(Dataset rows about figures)
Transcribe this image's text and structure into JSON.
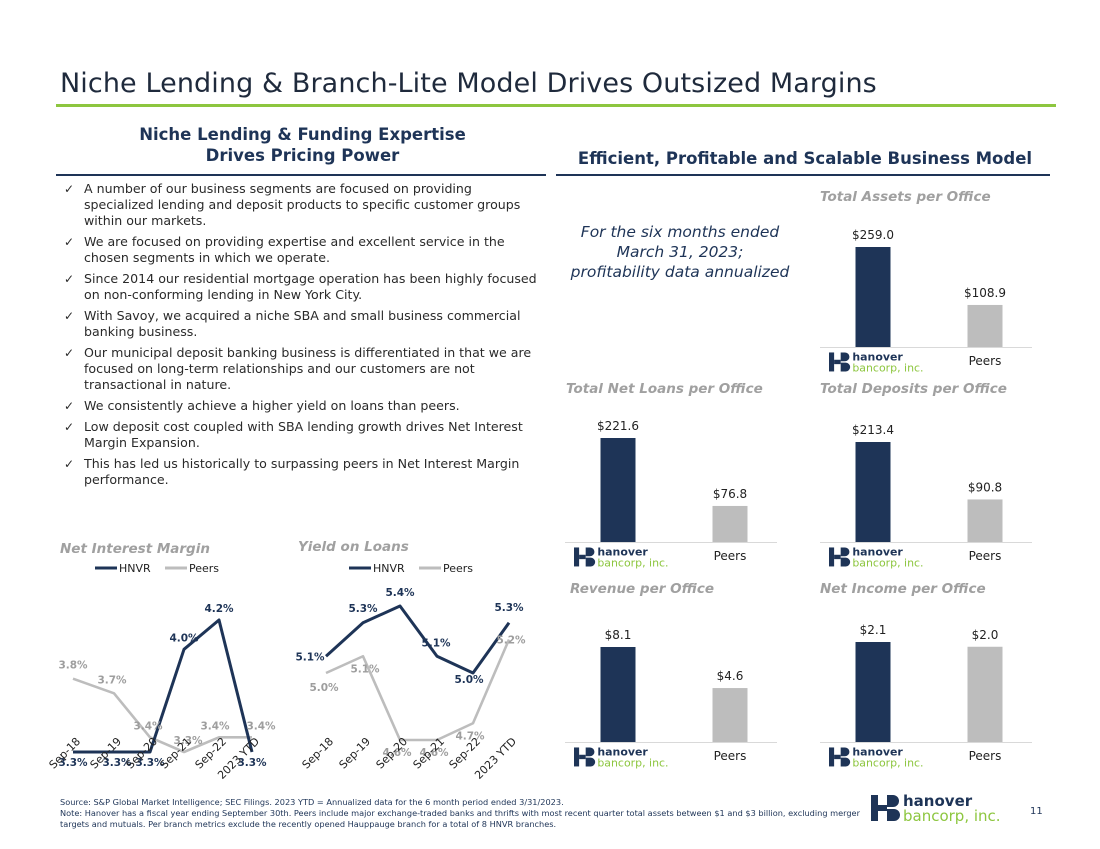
{
  "page": {
    "title": "Niche Lending & Branch-Lite Model Drives Outsized Margins",
    "page_number": "11"
  },
  "left_section": {
    "heading_line1": "Niche Lending & Funding Expertise",
    "heading_line2": "Drives Pricing Power",
    "bullets": [
      "A number of our business segments are focused on providing specialized lending and deposit products to specific customer groups within our markets.",
      "We are focused on providing expertise and excellent service in the chosen segments in which we operate.",
      "Since 2014 our residential mortgage operation has been highly focused on non-conforming lending in New York City.",
      "With Savoy, we acquired a niche SBA and small business commercial banking business.",
      "Our municipal deposit banking business is differentiated in that we are focused on long-term relationships and our customers are not transactional in nature.",
      "We consistently achieve a higher yield on loans than peers.",
      "Low deposit cost coupled with SBA lending growth drives Net Interest Margin Expansion.",
      "This has led us historically to surpassing peers in Net Interest Margin performance."
    ]
  },
  "right_section": {
    "heading": "Efficient, Profitable and Scalable Business Model",
    "note": "For the six months ended March 31, 2023; profitability data annualized"
  },
  "logo": {
    "line1": "hanover",
    "line2": "bancorp, inc."
  },
  "footer": {
    "line1": "Source: S&P Global Market Intelligence; SEC Filings. 2023 YTD = Annualized data for the 6 month period ended 3/31/2023.",
    "line2": "Note: Hanover has a fiscal year ending September 30th. Peers include major exchange-traded banks and thrifts with most recent quarter total assets between $1 and $3 billion, excluding merger targets and mutuals. Per branch metrics exclude the recently opened Hauppauge branch for a total of 8 HNVR branches."
  },
  "colors": {
    "navy": "#1e3457",
    "gray": "#bdbdbd",
    "green": "#8dc63f",
    "light_gray_text": "#a0a0a0"
  },
  "chart_data": [
    {
      "id": "nim",
      "type": "line",
      "title": "Net Interest Margin",
      "x": [
        "Sep-18",
        "Sep-19",
        "Sep-20",
        "Sep-21",
        "Sep-22",
        "2023 YTD"
      ],
      "series": [
        {
          "name": "HNVR",
          "values": [
            3.3,
            3.3,
            3.3,
            4.0,
            4.2,
            3.3
          ],
          "labels": [
            "3.3%",
            "3.3%",
            "3.3%",
            "4.0%",
            "4.2%",
            "3.3%"
          ],
          "color": "#1e3457"
        },
        {
          "name": "Peers",
          "values": [
            3.8,
            3.7,
            3.4,
            3.3,
            3.4,
            3.4
          ],
          "labels": [
            "3.8%",
            "3.7%",
            "3.4%",
            "3.3%",
            "3.4%",
            "3.4%"
          ],
          "color": "#bdbdbd"
        }
      ],
      "legend": "top",
      "grid": false
    },
    {
      "id": "yield",
      "type": "line",
      "title": "Yield on Loans",
      "x": [
        "Sep-18",
        "Sep-19",
        "Sep-20",
        "Sep-21",
        "Sep-22",
        "2023 YTD"
      ],
      "series": [
        {
          "name": "HNVR",
          "values": [
            5.1,
            5.3,
            5.4,
            5.1,
            5.0,
            5.3
          ],
          "labels": [
            "5.1%",
            "5.3%",
            "5.4%",
            "5.1%",
            "5.0%",
            "5.3%"
          ],
          "color": "#1e3457"
        },
        {
          "name": "Peers",
          "values": [
            5.0,
            5.1,
            4.6,
            4.6,
            4.7,
            5.2
          ],
          "labels": [
            "5.0%",
            "5.1%",
            "4.6%",
            "4.6%",
            "4.7%",
            "5.2%"
          ],
          "color": "#bdbdbd"
        }
      ],
      "legend": "top",
      "grid": false
    },
    {
      "id": "assets",
      "type": "bar",
      "title": "Total Assets per Office",
      "categories": [
        "hanover bancorp, inc.",
        "Peers"
      ],
      "values": [
        259.0,
        108.9
      ],
      "labels": [
        "$259.0",
        "$108.9"
      ]
    },
    {
      "id": "loans",
      "type": "bar",
      "title": "Total Net Loans per Office",
      "categories": [
        "hanover bancorp, inc.",
        "Peers"
      ],
      "values": [
        221.6,
        76.8
      ],
      "labels": [
        "$221.6",
        "$76.8"
      ]
    },
    {
      "id": "deposits",
      "type": "bar",
      "title": "Total Deposits per Office",
      "categories": [
        "hanover bancorp, inc.",
        "Peers"
      ],
      "values": [
        213.4,
        90.8
      ],
      "labels": [
        "$213.4",
        "$90.8"
      ]
    },
    {
      "id": "revenue",
      "type": "bar",
      "title": "Revenue per Office",
      "categories": [
        "hanover bancorp, inc.",
        "Peers"
      ],
      "values": [
        8.1,
        4.6
      ],
      "labels": [
        "$8.1",
        "$4.6"
      ]
    },
    {
      "id": "netincome",
      "type": "bar",
      "title": "Net Income per Office",
      "categories": [
        "hanover bancorp, inc.",
        "Peers"
      ],
      "values": [
        2.1,
        2.0
      ],
      "labels": [
        "$2.1",
        "$2.0"
      ]
    }
  ]
}
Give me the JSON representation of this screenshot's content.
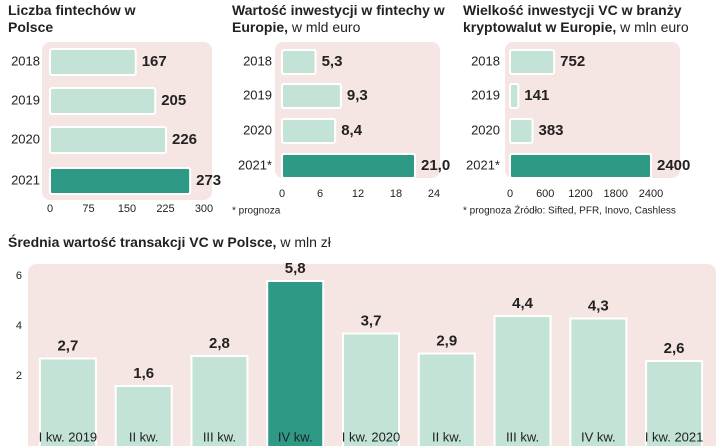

■ WHAT YOU ARE ASKED TO DO ■
Pick out the lines that have the word "Model". Copy them all.

■ TASK RESULT ■
    "title": "Niche Lending & Branch-Lite Model Drives Outsized Margins",
    "heading": "Efficient, Profitable and Scalable Business Model",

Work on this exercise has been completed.